[Records contained in a dataset]
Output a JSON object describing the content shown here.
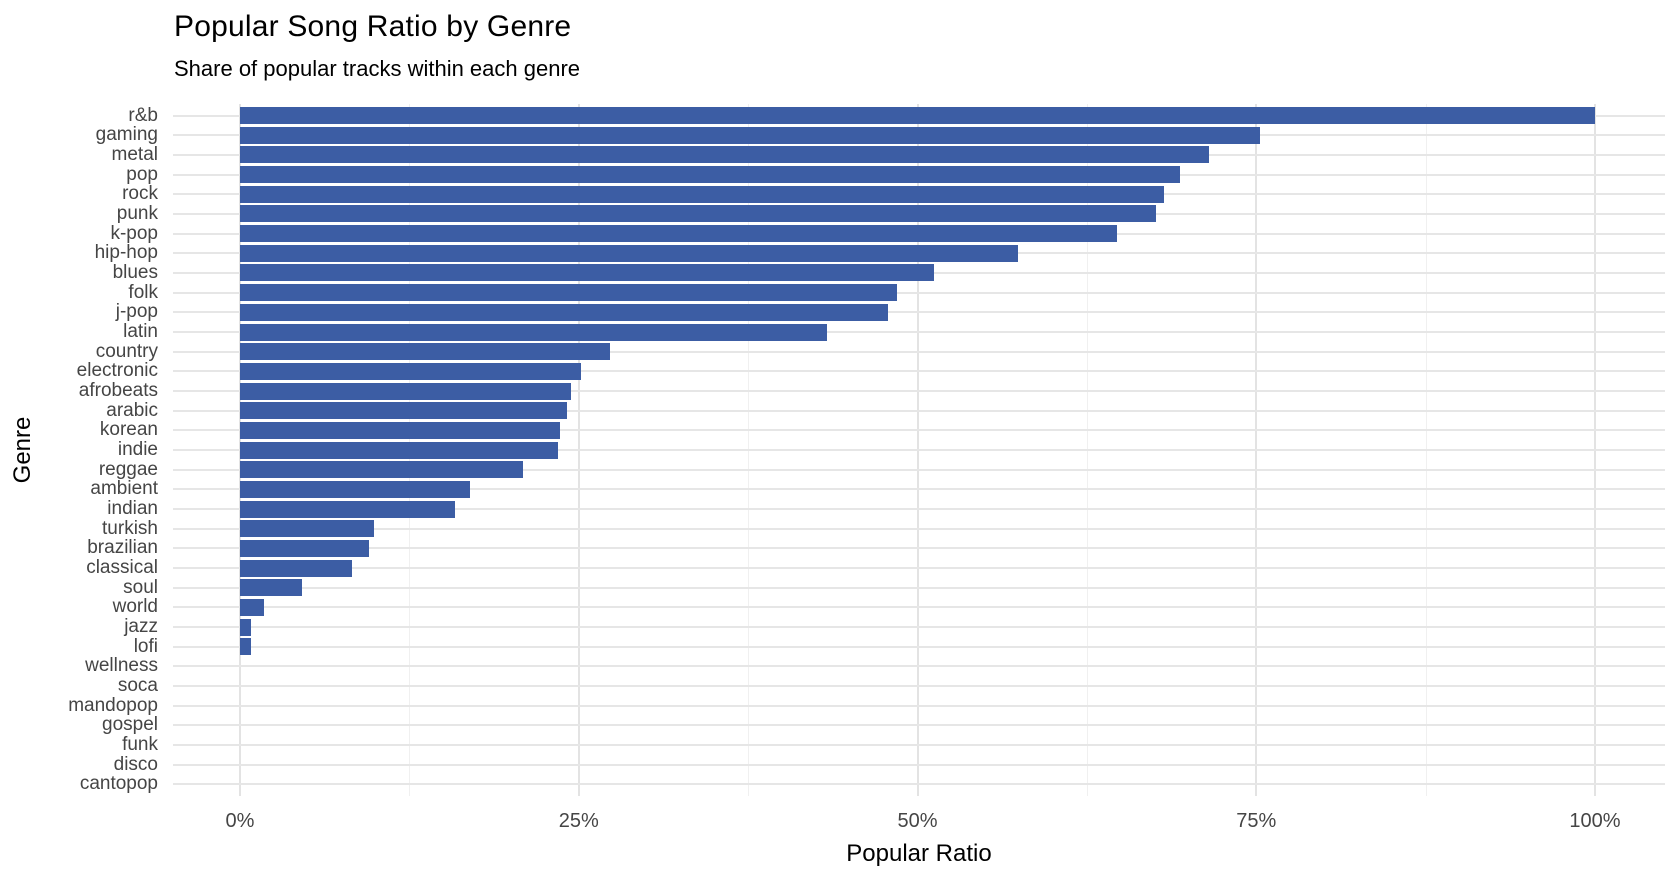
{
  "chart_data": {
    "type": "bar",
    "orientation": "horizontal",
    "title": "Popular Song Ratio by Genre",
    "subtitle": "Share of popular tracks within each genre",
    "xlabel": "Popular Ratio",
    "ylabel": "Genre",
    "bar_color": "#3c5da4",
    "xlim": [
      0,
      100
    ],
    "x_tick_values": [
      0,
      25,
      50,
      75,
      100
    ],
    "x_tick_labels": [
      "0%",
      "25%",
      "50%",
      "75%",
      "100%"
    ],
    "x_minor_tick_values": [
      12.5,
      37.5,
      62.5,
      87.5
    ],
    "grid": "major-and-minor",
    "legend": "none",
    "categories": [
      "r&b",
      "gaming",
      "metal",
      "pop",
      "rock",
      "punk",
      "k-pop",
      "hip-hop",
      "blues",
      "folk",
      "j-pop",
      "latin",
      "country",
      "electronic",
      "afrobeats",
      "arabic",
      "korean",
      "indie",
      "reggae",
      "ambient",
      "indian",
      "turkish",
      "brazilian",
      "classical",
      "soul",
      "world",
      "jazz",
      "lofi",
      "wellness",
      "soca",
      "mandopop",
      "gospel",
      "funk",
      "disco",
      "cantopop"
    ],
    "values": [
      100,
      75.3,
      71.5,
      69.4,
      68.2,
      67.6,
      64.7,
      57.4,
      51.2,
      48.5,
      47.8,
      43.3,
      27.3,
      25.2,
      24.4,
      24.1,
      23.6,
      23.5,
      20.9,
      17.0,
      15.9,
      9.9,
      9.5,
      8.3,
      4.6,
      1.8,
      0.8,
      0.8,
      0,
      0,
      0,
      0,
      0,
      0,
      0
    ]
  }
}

__Your objective__. Leave out the pictures and transcribe the entries above exactly.

__Task answer__.
Output a JSON object describing the content shown here.
{
  "chart_data": {
    "type": "bar",
    "orientation": "horizontal",
    "title": "Popular Song Ratio by Genre",
    "subtitle": "Share of popular tracks within each genre",
    "xlabel": "Popular Ratio",
    "ylabel": "Genre",
    "bar_color": "#3c5da4",
    "xlim": [
      0,
      100
    ],
    "x_tick_values": [
      0,
      25,
      50,
      75,
      100
    ],
    "x_tick_labels": [
      "0%",
      "25%",
      "50%",
      "75%",
      "100%"
    ],
    "x_minor_tick_values": [
      12.5,
      37.5,
      62.5,
      87.5
    ],
    "grid": "major-and-minor",
    "legend": "none",
    "categories": [
      "r&b",
      "gaming",
      "metal",
      "pop",
      "rock",
      "punk",
      "k-pop",
      "hip-hop",
      "blues",
      "folk",
      "j-pop",
      "latin",
      "country",
      "electronic",
      "afrobeats",
      "arabic",
      "korean",
      "indie",
      "reggae",
      "ambient",
      "indian",
      "turkish",
      "brazilian",
      "classical",
      "soul",
      "world",
      "jazz",
      "lofi",
      "wellness",
      "soca",
      "mandopop",
      "gospel",
      "funk",
      "disco",
      "cantopop"
    ],
    "values": [
      100,
      75.3,
      71.5,
      69.4,
      68.2,
      67.6,
      64.7,
      57.4,
      51.2,
      48.5,
      47.8,
      43.3,
      27.3,
      25.2,
      24.4,
      24.1,
      23.6,
      23.5,
      20.9,
      17.0,
      15.9,
      9.9,
      9.5,
      8.3,
      4.6,
      1.8,
      0.8,
      0.8,
      0,
      0,
      0,
      0,
      0,
      0,
      0
    ]
  }
}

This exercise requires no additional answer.